• Data for processing:

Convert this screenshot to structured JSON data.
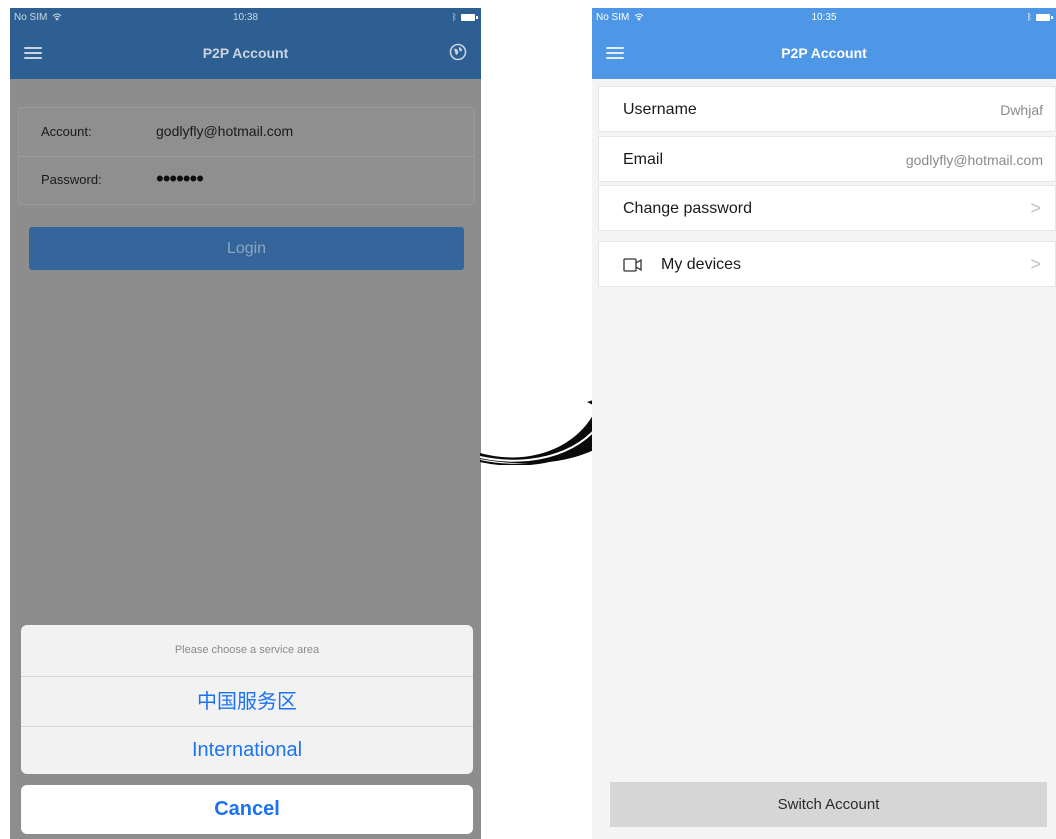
{
  "left_screen": {
    "status": {
      "carrier": "No SIM",
      "time": "10:38"
    },
    "nav_title": "P2P Account",
    "form": {
      "account_label": "Account:",
      "account_value": "godlyfly@hotmail.com",
      "password_label": "Password:",
      "password_value": "•••••••"
    },
    "login_label": "Login",
    "action_sheet": {
      "title": "Please choose a service area",
      "options": [
        "中国服务区",
        "International"
      ],
      "cancel_label": "Cancel"
    }
  },
  "right_screen": {
    "status": {
      "carrier": "No SIM",
      "time": "10:35"
    },
    "nav_title": "P2P Account",
    "rows": [
      {
        "label": "Username",
        "value": "Dwhjaf"
      },
      {
        "label": "Email",
        "value": "godlyfly@hotmail.com"
      },
      {
        "label": "Change password",
        "value": ">"
      },
      {
        "label": "My devices",
        "value": ">",
        "icon": "video-camera-icon"
      }
    ],
    "switch_label": "Switch Account"
  },
  "colors": {
    "left_nav": "#2d5f92",
    "right_nav": "#4d97e6",
    "sheet_text": "#1a74f2",
    "overlay_bg": "#8d8d8d"
  },
  "icons": [
    "menu-icon",
    "globe-icon",
    "wifi-icon",
    "bluetooth-icon",
    "battery-icon",
    "chevron-right-icon",
    "video-camera-icon",
    "curved-arrow-icon"
  ]
}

• The request: Make an exact copy of the listing above. Do not include the pictures.

• Problem solution:
Convert this screenshot to structured JSON data.
{
  "left_screen": {
    "status": {
      "carrier": "No SIM",
      "time": "10:38"
    },
    "nav_title": "P2P Account",
    "form": {
      "account_label": "Account:",
      "account_value": "godlyfly@hotmail.com",
      "password_label": "Password:",
      "password_value": "•••••••"
    },
    "login_label": "Login",
    "action_sheet": {
      "title": "Please choose a service area",
      "options": [
        "中国服务区",
        "International"
      ],
      "cancel_label": "Cancel"
    }
  },
  "right_screen": {
    "status": {
      "carrier": "No SIM",
      "time": "10:35"
    },
    "nav_title": "P2P Account",
    "rows": [
      {
        "label": "Username",
        "value": "Dwhjaf"
      },
      {
        "label": "Email",
        "value": "godlyfly@hotmail.com"
      },
      {
        "label": "Change password",
        "value": ">"
      },
      {
        "label": "My devices",
        "value": ">",
        "icon": "video-camera-icon"
      }
    ],
    "switch_label": "Switch Account"
  },
  "colors": {
    "left_nav": "#2d5f92",
    "right_nav": "#4d97e6",
    "sheet_text": "#1a74f2",
    "overlay_bg": "#8d8d8d"
  },
  "icons": [
    "menu-icon",
    "globe-icon",
    "wifi-icon",
    "bluetooth-icon",
    "battery-icon",
    "chevron-right-icon",
    "video-camera-icon",
    "curved-arrow-icon"
  ]
}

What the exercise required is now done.